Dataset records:

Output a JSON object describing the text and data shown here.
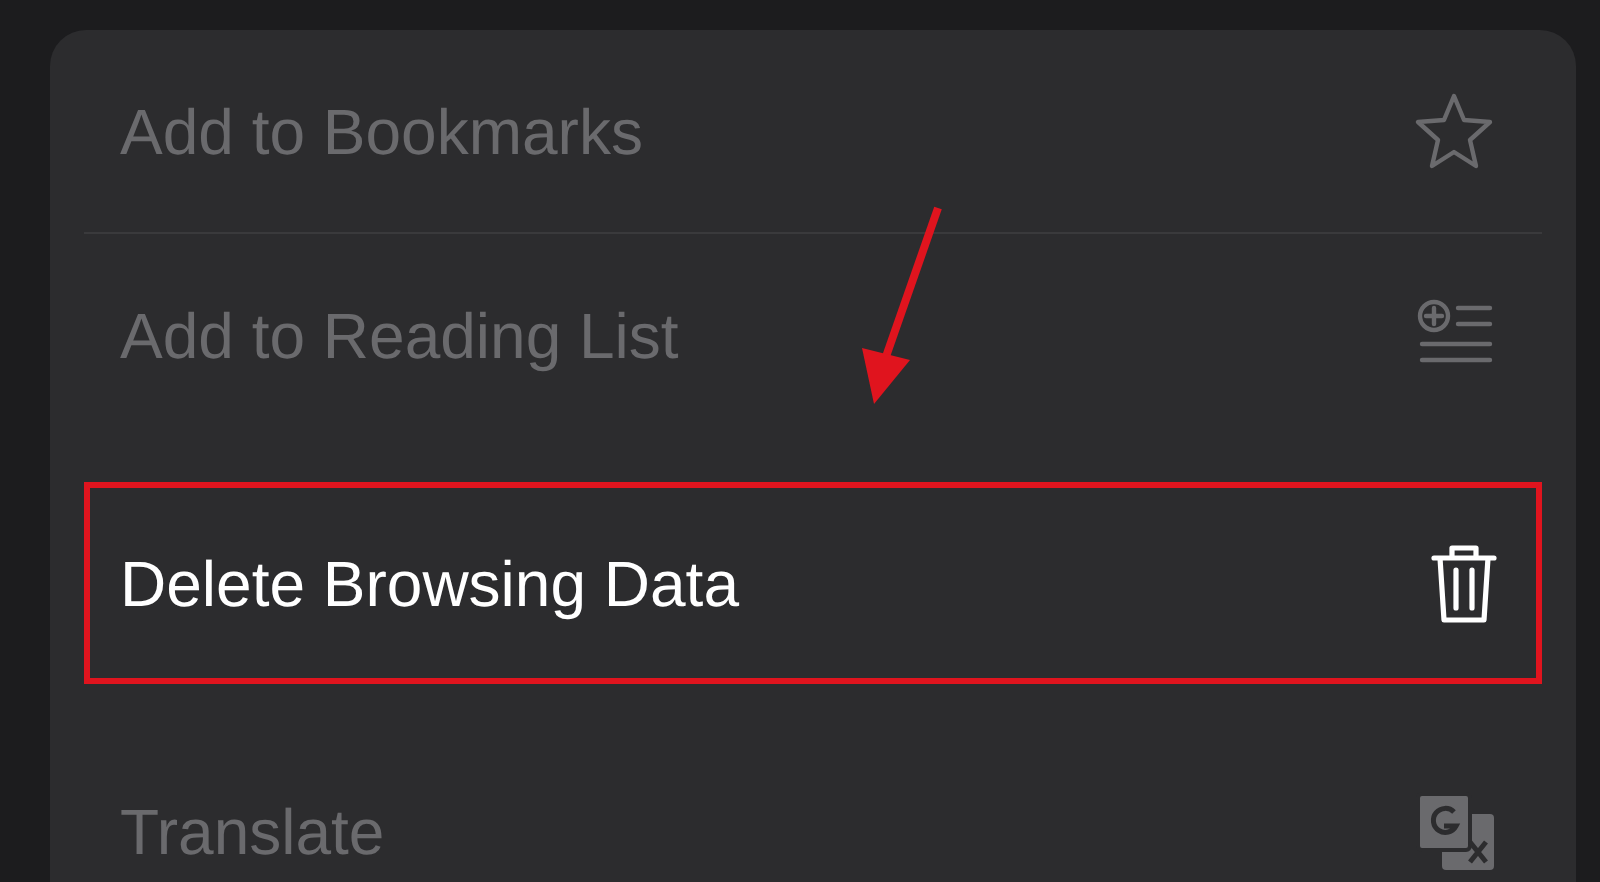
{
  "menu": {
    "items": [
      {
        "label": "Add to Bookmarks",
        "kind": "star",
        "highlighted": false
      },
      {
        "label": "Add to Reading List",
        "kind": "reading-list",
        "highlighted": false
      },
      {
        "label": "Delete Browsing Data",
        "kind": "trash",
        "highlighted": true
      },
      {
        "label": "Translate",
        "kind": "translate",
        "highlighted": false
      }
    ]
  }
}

SHORT TASK => Work out how many lines in the records above contain the word "label", and give only that number.

RESPONSE TO THE TASK => 4